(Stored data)
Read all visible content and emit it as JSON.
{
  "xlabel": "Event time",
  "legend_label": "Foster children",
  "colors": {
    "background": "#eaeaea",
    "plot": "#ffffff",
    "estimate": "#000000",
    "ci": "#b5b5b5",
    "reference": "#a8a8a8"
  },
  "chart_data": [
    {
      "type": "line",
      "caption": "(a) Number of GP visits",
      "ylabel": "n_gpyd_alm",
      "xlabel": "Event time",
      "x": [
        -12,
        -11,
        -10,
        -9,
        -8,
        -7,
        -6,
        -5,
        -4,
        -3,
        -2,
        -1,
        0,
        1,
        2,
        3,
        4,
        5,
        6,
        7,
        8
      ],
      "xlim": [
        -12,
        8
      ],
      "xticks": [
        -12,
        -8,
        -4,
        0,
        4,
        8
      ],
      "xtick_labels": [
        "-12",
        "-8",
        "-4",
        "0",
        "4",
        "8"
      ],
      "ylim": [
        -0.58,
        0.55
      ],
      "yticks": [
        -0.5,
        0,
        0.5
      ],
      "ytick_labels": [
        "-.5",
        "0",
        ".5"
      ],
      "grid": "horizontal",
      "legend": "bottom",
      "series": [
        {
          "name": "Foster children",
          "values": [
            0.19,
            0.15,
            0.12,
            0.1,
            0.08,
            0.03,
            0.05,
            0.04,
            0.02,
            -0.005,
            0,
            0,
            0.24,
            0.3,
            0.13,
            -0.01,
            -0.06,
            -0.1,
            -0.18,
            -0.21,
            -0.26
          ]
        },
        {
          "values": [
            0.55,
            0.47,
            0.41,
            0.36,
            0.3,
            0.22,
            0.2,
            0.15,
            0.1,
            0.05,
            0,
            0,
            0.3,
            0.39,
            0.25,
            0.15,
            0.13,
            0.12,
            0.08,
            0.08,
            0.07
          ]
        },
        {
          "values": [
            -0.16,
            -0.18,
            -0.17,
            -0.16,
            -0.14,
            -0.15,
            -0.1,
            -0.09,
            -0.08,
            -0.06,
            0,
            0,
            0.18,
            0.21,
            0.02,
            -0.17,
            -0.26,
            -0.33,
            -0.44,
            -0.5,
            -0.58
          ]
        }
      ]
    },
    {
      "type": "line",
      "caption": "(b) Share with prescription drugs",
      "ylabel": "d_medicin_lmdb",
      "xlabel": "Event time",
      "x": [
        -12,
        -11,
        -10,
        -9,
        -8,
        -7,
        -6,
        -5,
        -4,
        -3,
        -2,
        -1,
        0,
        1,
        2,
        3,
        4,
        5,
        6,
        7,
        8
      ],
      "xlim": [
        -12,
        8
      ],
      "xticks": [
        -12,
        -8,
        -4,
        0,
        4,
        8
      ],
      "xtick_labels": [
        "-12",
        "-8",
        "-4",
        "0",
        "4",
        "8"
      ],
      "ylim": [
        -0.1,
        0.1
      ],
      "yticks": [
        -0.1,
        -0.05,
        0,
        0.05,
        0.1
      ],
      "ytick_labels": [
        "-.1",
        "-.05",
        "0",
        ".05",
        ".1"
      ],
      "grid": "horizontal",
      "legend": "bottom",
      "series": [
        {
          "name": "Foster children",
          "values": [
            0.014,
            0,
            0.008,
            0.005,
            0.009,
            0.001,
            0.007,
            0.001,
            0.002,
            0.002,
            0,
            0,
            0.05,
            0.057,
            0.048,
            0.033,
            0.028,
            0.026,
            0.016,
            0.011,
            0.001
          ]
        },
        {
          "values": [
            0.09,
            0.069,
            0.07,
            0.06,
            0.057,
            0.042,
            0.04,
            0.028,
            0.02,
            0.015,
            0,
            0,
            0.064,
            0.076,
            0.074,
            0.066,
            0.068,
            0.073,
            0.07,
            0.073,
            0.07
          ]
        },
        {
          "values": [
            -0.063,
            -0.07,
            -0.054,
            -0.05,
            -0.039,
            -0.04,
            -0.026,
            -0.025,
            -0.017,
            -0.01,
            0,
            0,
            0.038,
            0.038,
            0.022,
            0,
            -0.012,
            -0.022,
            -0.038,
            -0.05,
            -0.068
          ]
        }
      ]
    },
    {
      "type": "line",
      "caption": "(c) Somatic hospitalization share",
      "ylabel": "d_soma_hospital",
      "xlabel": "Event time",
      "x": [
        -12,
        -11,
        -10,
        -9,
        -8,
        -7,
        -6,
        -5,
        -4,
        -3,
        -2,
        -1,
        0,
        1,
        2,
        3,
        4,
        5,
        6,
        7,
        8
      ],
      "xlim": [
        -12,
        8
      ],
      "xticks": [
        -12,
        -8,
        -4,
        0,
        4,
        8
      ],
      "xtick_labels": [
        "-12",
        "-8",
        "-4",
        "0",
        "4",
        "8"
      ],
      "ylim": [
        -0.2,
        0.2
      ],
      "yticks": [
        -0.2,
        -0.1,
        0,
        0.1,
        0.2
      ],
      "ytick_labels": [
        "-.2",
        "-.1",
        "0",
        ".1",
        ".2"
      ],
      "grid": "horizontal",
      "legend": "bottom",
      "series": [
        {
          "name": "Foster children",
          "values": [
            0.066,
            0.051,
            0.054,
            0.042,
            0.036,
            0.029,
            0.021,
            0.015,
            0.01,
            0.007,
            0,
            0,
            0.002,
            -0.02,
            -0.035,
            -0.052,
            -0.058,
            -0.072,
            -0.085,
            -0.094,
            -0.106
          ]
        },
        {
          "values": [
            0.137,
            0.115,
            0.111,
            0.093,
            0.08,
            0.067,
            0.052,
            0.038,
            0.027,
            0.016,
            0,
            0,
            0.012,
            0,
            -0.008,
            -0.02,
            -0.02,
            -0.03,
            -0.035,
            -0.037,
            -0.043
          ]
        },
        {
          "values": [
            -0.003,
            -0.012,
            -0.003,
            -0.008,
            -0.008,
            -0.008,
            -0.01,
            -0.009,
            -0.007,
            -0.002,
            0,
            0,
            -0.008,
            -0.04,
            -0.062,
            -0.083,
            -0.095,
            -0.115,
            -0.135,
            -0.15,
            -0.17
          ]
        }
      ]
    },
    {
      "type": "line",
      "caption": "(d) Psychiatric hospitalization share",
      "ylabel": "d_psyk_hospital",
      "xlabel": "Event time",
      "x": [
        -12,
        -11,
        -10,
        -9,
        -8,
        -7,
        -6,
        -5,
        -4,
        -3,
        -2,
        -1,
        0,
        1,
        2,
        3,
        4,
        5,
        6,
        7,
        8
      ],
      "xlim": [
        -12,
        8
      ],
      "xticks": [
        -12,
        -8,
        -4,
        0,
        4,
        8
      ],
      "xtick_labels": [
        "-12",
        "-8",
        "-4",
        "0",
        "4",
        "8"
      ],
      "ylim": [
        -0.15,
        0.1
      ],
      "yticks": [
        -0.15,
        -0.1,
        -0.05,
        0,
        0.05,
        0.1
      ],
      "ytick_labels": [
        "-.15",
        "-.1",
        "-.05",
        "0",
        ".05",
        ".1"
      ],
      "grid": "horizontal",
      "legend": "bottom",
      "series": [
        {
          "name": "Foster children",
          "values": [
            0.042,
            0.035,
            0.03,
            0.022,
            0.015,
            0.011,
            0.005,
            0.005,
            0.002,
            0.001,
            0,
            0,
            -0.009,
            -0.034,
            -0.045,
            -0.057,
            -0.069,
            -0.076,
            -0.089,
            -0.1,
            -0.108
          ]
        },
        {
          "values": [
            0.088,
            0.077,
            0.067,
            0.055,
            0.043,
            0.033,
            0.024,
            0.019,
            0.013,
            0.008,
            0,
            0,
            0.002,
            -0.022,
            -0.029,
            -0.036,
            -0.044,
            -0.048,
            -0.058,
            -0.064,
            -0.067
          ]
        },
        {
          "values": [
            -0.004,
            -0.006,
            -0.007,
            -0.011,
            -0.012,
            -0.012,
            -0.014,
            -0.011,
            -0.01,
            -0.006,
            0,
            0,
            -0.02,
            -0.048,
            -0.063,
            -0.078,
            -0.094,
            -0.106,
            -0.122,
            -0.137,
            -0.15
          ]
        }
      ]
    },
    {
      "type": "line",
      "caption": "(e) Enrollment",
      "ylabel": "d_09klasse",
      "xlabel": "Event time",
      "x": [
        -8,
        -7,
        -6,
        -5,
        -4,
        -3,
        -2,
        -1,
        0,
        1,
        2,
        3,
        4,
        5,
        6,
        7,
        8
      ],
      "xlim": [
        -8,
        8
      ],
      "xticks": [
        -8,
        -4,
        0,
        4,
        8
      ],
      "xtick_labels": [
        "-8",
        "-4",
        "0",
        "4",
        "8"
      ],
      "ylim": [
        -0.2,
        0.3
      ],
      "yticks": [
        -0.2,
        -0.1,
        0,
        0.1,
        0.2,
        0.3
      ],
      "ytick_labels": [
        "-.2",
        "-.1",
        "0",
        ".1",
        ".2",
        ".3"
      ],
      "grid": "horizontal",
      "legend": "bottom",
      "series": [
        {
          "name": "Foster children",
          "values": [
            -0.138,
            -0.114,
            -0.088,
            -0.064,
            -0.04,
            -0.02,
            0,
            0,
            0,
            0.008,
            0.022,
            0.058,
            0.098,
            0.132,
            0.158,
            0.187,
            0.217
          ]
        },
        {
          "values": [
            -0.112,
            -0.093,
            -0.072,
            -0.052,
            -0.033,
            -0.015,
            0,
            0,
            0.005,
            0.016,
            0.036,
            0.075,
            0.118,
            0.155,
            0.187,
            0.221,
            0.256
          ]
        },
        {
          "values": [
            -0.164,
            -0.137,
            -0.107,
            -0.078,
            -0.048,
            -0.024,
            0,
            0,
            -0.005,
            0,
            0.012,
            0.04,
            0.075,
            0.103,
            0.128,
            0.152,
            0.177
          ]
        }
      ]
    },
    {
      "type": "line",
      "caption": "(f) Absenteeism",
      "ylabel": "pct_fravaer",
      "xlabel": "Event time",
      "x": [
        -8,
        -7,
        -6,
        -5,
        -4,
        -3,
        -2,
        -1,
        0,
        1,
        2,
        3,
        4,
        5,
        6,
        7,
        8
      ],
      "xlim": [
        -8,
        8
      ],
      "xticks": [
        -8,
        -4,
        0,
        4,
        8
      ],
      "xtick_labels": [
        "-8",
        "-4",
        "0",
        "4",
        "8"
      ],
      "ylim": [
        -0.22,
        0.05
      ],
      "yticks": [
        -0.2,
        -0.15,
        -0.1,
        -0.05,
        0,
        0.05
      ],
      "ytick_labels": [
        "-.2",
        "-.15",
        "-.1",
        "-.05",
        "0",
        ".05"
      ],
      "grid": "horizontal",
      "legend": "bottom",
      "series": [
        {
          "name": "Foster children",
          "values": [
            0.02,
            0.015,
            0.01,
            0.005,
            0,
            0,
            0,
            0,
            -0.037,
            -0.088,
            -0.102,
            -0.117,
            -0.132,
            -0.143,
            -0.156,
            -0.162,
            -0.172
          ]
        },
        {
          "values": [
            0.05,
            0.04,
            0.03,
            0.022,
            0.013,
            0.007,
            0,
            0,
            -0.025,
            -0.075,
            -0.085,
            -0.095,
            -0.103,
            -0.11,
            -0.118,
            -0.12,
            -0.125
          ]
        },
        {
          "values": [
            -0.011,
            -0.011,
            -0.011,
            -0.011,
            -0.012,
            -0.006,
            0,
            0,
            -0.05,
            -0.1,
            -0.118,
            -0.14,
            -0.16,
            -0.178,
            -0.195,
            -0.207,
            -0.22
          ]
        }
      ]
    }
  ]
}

- DIRECTIVE
Only lines with the string "caption" belong in your answer; copy each one.

- IN RESPONSE
      "caption": "(a) Number of GP visits",
      "caption": "(b) Share with prescription drugs",
      "caption": "(c) Somatic hospitalization share",
      "caption": "(d) Psychiatric hospitalization share",
      "caption": "(e) Enrollment",
      "caption": "(f) Absenteeism",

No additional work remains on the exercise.